» Selected extract
September 27, 2016. 12:15 AM.
Now you know what it feels like...
Whether is was 3 am or 3 pm. I became your go-to call.
But please stop calling to say you miss me.
I don’t need that right now.
I just danced, got picked up, and kissed in the rain as a prom asking.. With my fave flowers.
what the heck is this boy doing to me again
why tf are you trying so hard now that we’re graduating high school my god
It's so hard not to hear it anymore when it's all we've talked about these last few weeks. "If we're not married by the age of 30, we'll find each other and get married." "We may not be in a relationship, but I still love her and I always will." I love sleeping next to a significant other. I love having that person's arms around me. I love being called back to bed to sleep with them. I love waking up to sweet kisses. I'm not worried about who that long term person will be later on in my life.. Even if it's not the one who's trying to plan with me now. But I know I'll be happy with whoever that person ends up to be. I just hope to God it's as great as this. I hope that person will be someone I can come back to even after the worst of my days. I hope that the love stays even after the most utterly confusing times. Maybe I wasn't loved the exact way I'm "supposed to be loved." But how can I expect someone to love me and only me when we have had such little experience with love? We're still learning and although I love one, I still plan on learning more from others. I'm not ready to settle down. But I sure am excited to learn more and lead up to the right one.

» What is asked
Duplicate the part of the journal entry between "September 27, 2016." and "my fave flowers.", inclusive.

» Rows
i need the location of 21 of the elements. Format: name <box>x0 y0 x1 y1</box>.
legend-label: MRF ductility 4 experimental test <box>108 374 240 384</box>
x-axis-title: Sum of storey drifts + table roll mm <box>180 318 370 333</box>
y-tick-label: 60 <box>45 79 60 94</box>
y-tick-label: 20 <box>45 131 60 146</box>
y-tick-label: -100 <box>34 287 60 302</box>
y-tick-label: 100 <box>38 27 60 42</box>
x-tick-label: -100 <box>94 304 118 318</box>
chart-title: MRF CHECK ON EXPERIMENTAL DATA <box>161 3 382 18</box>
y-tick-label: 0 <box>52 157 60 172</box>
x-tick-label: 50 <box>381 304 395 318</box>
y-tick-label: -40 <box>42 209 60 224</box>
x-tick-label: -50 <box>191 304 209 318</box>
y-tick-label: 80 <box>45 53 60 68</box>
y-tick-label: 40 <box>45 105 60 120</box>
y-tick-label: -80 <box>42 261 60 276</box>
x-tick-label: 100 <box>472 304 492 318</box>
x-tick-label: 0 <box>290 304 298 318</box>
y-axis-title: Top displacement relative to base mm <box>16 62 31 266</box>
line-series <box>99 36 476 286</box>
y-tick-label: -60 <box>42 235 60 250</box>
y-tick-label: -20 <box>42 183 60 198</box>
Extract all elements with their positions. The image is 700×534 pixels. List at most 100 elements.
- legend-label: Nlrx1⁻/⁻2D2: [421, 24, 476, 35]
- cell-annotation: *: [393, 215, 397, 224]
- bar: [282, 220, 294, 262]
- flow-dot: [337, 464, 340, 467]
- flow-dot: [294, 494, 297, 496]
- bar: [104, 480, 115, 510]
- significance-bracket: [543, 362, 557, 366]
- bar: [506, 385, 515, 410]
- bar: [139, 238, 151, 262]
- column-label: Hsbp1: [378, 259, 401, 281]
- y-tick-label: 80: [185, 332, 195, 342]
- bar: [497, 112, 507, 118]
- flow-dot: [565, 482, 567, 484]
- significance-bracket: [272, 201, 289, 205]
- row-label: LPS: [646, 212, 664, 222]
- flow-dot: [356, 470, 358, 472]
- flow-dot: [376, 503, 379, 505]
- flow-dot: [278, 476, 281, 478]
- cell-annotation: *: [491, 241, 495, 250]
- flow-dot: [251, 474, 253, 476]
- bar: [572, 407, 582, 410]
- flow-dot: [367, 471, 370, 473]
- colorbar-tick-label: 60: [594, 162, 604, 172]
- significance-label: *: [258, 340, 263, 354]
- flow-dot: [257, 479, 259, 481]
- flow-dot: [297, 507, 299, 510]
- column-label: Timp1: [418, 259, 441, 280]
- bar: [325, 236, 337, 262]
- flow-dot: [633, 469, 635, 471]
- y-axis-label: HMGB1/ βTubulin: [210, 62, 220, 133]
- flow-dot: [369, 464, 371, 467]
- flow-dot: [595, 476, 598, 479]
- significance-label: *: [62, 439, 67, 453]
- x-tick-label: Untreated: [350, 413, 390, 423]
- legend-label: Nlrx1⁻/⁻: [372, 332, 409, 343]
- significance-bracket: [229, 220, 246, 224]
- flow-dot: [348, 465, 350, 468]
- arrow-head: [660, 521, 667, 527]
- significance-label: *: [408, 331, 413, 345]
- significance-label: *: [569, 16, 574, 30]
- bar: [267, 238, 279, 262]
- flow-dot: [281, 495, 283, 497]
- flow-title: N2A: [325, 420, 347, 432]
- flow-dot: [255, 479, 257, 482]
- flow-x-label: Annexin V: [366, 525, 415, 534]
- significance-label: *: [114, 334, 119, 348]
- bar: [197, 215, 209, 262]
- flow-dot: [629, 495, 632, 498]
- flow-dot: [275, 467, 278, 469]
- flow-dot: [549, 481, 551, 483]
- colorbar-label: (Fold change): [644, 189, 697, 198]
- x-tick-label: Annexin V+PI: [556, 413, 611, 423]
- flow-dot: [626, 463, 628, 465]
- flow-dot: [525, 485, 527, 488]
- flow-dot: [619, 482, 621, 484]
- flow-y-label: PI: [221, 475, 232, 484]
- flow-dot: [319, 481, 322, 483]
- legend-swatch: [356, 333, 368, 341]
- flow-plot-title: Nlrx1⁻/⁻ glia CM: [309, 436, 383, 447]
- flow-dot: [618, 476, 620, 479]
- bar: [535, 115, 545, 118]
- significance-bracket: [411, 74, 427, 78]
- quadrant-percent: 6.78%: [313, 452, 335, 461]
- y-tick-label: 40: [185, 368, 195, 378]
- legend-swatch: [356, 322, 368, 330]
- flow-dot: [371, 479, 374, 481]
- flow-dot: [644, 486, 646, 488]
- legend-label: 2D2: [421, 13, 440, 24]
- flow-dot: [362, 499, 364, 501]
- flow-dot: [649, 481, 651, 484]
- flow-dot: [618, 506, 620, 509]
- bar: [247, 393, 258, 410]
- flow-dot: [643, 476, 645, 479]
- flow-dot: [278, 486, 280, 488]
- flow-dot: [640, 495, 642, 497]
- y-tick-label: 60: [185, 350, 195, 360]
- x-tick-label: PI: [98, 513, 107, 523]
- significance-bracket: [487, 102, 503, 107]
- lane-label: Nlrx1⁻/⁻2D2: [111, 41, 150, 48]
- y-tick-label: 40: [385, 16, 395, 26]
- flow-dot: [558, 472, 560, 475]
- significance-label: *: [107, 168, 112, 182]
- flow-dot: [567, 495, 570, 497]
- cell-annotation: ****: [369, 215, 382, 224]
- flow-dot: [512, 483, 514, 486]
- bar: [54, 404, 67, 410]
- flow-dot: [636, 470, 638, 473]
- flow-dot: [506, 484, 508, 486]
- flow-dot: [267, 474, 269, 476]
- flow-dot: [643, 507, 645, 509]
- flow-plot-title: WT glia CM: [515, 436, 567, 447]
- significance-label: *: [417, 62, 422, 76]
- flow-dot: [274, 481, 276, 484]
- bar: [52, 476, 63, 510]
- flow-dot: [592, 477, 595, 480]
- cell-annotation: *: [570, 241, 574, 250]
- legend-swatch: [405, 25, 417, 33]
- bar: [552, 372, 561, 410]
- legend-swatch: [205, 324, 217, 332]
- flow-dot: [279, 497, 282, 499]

» Problem solution
September 27, 2016. 12:15 AM.
Now you know what it feels like...
Whether is was 3 am or 3 pm. I became your go-to call.
But please stop calling to say you miss me.
I don’t need that right now.
I just danced, got picked up, and kissed in the rain as a prom asking.. With my fave flowers.